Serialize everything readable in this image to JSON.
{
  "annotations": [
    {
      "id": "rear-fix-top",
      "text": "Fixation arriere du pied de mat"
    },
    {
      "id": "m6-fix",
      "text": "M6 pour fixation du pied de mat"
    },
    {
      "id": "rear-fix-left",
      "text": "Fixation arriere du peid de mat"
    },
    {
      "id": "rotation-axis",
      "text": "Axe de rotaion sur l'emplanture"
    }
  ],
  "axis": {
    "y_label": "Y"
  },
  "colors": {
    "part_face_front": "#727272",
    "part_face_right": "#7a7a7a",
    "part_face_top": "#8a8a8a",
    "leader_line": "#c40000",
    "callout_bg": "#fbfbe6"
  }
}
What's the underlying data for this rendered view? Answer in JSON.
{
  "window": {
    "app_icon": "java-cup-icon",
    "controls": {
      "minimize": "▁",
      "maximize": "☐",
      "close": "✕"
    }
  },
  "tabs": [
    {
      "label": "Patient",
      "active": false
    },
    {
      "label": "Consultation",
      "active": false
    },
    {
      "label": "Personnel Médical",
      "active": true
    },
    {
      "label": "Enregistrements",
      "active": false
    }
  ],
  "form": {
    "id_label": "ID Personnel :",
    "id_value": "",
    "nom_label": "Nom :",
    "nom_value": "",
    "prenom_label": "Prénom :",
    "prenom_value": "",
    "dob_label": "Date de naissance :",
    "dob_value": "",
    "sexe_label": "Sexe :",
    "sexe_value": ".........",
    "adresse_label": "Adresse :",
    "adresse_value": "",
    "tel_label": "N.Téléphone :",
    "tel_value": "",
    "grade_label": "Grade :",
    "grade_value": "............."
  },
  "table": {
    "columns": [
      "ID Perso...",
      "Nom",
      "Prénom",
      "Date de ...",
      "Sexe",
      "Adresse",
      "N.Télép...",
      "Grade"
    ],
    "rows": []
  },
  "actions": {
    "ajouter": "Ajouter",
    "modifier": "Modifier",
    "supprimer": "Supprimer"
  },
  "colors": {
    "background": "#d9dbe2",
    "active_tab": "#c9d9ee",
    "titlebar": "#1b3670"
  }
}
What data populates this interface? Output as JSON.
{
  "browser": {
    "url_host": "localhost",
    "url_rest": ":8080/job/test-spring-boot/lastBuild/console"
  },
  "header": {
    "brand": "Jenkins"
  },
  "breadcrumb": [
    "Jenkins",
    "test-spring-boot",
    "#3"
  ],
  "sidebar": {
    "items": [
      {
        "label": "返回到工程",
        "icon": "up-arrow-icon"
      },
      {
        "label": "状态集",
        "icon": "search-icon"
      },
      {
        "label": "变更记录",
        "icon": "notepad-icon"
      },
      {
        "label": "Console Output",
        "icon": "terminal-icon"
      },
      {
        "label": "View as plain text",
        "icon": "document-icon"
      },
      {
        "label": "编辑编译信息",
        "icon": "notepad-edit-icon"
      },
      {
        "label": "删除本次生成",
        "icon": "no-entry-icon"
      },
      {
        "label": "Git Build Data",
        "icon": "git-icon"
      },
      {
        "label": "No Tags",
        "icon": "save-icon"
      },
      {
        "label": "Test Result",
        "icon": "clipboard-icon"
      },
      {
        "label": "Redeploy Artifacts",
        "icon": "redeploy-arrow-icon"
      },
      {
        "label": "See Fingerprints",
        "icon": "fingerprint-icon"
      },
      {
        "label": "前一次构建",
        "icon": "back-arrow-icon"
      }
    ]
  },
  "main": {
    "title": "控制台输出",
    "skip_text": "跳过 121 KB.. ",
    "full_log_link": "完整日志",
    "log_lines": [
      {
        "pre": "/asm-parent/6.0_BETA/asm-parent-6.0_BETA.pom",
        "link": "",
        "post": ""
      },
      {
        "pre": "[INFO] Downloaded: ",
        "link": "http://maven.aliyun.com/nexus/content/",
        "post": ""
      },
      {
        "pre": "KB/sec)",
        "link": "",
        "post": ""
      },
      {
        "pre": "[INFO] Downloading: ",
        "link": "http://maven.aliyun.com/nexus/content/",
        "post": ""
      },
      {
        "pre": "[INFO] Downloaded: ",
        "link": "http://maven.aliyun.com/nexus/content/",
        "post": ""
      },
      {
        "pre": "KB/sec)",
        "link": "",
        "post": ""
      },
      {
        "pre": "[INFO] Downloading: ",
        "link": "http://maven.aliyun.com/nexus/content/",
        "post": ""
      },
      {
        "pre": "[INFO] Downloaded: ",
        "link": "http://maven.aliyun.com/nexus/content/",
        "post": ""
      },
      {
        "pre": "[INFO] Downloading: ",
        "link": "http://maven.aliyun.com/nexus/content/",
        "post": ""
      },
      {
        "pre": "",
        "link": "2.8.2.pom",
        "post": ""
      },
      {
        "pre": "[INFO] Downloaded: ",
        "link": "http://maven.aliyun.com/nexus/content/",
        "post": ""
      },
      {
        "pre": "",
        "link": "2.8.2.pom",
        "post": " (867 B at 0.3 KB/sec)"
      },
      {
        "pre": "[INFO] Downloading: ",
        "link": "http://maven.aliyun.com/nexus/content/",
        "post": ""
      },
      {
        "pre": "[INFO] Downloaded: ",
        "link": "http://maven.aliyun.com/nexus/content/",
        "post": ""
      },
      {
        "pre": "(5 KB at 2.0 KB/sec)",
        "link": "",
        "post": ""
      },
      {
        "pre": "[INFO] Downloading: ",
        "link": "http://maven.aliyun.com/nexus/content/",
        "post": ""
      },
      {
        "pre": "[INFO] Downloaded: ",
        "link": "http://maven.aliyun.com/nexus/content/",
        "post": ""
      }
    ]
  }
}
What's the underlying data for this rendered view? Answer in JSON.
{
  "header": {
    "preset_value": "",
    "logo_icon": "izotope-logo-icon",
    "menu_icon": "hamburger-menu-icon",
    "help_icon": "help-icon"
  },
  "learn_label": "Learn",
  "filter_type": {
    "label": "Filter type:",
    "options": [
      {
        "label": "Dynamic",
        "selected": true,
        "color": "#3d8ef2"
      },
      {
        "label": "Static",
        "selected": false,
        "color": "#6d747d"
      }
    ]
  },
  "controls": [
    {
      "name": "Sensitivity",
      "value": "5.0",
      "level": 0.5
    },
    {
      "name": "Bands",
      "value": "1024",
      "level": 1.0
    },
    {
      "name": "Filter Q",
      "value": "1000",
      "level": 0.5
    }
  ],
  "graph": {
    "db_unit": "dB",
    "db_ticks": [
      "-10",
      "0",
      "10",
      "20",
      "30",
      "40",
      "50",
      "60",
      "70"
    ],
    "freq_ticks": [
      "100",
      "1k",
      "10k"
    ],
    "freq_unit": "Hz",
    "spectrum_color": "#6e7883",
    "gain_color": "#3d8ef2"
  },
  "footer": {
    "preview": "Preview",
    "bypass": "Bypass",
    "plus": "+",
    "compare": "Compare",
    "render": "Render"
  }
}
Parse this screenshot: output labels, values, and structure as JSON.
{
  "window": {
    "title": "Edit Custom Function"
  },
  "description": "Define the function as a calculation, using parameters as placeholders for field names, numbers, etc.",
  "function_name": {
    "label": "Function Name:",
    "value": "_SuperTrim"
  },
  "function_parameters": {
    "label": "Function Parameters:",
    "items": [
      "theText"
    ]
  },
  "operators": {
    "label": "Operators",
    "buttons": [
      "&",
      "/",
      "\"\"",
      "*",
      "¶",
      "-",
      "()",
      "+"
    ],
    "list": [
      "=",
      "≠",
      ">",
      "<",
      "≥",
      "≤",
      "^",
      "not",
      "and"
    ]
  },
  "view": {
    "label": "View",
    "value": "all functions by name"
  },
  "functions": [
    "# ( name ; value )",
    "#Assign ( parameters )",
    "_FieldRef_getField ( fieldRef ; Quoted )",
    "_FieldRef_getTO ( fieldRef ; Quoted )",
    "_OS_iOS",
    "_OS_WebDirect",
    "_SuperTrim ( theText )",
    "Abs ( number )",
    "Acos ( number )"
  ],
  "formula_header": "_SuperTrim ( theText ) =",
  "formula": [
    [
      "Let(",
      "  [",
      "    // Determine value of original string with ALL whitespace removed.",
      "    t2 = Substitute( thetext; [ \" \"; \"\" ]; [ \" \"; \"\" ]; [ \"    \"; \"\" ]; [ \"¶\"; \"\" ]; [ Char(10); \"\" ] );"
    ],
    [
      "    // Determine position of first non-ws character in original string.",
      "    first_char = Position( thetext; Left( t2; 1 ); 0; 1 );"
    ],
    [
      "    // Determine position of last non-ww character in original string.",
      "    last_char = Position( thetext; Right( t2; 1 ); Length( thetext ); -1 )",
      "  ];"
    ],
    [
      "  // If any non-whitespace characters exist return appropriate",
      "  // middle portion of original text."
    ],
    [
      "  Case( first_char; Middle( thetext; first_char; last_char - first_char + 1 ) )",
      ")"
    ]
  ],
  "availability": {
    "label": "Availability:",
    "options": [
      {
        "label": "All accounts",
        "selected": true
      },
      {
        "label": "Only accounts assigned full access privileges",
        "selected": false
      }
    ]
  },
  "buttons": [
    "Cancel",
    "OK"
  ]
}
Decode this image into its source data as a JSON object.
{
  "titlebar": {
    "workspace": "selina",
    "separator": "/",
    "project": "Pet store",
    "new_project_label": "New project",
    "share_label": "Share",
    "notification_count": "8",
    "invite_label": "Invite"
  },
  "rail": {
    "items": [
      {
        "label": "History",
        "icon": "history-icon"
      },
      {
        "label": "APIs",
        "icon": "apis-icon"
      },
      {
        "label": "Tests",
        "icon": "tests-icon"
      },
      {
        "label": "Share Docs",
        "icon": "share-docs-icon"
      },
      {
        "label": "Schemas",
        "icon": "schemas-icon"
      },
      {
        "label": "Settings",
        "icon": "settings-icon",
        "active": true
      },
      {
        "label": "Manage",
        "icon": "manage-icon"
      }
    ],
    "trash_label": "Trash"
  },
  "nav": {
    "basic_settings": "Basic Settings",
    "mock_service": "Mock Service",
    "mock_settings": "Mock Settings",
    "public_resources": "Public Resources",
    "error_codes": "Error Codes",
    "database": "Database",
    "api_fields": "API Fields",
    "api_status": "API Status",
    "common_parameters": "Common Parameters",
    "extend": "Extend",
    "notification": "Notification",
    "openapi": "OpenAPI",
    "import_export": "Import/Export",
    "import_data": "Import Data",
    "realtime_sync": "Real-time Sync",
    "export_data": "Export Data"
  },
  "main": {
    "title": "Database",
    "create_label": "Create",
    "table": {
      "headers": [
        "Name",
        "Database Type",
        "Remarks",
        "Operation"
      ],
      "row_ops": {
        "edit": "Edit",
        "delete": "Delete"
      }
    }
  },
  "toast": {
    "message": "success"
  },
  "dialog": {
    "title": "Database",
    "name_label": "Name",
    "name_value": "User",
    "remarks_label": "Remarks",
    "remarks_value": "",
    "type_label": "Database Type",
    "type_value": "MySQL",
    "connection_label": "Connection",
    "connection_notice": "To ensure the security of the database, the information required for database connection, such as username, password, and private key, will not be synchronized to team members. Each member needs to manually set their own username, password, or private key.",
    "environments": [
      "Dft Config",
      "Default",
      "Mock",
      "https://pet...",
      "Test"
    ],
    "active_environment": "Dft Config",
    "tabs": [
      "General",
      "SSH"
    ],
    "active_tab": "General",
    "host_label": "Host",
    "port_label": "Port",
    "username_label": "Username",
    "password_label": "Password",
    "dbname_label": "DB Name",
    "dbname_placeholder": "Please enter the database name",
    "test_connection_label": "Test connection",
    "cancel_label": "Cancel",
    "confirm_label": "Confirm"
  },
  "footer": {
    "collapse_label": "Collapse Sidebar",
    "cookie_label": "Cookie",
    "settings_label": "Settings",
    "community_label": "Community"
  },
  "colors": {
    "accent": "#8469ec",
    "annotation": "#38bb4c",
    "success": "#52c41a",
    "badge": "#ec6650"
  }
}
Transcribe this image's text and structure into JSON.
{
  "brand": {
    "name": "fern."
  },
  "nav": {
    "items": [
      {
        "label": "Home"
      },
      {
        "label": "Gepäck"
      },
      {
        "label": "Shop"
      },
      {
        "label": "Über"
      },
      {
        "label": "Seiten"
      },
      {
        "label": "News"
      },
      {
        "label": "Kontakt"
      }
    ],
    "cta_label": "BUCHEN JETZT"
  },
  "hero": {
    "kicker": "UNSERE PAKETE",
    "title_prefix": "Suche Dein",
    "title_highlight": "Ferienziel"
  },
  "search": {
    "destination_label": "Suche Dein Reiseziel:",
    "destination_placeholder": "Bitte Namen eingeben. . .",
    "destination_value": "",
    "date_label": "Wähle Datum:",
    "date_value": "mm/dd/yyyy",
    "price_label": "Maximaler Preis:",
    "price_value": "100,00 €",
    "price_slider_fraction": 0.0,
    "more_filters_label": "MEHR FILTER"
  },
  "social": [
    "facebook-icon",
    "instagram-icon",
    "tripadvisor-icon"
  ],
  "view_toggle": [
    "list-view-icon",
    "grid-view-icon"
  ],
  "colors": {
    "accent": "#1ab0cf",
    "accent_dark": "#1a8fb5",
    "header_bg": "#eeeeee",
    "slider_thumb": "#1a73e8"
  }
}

▶ [Instructions for the task]
Gather each line of the records holding the string "boot".

▶ [Exercise response]
    "url_rest": ":8080/job/test-spring-boot/lastBuild/console"
    "test-spring-boot",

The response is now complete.